+++ Data rows +++

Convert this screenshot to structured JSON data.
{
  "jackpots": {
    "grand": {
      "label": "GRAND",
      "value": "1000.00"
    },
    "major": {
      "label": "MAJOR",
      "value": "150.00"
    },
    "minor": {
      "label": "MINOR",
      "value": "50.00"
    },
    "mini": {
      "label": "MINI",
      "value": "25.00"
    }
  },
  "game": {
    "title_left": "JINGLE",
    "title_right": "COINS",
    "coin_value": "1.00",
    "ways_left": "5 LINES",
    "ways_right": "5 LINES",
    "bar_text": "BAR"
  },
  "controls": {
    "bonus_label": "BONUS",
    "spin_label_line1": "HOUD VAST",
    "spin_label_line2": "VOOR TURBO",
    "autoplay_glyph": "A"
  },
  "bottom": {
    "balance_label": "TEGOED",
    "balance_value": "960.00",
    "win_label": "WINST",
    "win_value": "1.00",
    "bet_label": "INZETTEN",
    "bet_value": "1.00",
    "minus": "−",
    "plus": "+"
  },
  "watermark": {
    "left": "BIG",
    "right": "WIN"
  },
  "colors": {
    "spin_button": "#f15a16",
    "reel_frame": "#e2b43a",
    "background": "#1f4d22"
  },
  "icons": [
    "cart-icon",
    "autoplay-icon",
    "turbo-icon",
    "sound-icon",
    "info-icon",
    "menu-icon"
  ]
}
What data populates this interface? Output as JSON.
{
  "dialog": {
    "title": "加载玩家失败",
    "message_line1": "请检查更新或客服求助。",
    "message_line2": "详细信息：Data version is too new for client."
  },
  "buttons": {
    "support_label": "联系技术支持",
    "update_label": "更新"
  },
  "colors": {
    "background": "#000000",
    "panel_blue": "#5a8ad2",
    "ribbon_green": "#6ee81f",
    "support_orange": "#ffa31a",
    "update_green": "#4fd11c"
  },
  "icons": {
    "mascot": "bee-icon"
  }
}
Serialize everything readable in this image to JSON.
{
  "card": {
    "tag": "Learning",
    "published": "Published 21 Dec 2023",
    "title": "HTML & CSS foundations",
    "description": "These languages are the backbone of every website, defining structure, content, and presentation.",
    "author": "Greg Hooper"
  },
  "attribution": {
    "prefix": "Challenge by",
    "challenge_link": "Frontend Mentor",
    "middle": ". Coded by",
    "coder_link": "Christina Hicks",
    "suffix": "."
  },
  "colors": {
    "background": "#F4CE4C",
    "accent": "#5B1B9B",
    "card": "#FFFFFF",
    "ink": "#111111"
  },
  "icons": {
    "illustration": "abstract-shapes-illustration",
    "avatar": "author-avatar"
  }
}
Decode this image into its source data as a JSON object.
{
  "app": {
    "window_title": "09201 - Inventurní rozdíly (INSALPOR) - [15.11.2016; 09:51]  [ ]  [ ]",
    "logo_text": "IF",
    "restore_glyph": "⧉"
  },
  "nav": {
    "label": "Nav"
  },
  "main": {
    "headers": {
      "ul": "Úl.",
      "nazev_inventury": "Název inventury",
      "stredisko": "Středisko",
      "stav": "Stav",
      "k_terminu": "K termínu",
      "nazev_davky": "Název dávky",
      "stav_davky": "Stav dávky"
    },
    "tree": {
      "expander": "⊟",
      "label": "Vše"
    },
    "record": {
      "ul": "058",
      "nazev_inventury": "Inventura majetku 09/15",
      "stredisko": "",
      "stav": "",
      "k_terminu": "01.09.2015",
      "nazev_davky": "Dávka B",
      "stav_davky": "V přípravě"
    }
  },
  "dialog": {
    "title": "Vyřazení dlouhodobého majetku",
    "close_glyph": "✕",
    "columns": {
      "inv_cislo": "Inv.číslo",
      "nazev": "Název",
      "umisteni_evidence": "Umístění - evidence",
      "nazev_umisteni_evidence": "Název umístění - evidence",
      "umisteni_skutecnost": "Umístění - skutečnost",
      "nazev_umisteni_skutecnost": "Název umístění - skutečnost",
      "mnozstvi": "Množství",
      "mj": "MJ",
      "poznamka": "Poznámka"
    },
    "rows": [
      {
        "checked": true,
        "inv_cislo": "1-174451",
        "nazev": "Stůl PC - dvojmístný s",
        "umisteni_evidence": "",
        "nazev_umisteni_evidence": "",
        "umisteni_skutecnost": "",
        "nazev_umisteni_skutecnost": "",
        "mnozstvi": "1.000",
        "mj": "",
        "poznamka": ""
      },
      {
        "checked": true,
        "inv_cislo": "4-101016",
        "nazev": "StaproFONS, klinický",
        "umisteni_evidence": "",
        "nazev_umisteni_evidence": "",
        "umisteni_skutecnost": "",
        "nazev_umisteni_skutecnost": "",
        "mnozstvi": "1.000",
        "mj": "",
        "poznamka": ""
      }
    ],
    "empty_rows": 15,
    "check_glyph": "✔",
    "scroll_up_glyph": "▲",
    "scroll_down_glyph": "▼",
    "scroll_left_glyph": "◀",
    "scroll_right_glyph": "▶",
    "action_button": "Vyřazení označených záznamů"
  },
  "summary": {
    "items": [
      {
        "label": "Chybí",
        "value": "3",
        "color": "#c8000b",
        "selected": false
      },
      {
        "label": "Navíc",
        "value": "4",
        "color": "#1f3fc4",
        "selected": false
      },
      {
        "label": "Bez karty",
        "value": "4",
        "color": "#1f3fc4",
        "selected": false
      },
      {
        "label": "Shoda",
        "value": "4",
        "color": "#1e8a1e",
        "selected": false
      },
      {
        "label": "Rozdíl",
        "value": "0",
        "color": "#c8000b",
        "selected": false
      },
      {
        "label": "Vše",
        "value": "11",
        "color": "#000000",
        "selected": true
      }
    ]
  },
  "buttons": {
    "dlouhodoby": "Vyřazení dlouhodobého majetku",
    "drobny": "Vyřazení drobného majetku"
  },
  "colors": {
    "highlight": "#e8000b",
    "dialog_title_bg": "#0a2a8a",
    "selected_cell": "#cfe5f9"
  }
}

+++

▸ **Goal**:
Using the listing above, pull out all lines that hold the word "JSON".

▸ **The response**:
Convert this screenshot to structured JSON data.
What data populates this interface? Output as JSON.
Serialize everything readable in this image to JSON.
Decode this image into its source data as a JSON object.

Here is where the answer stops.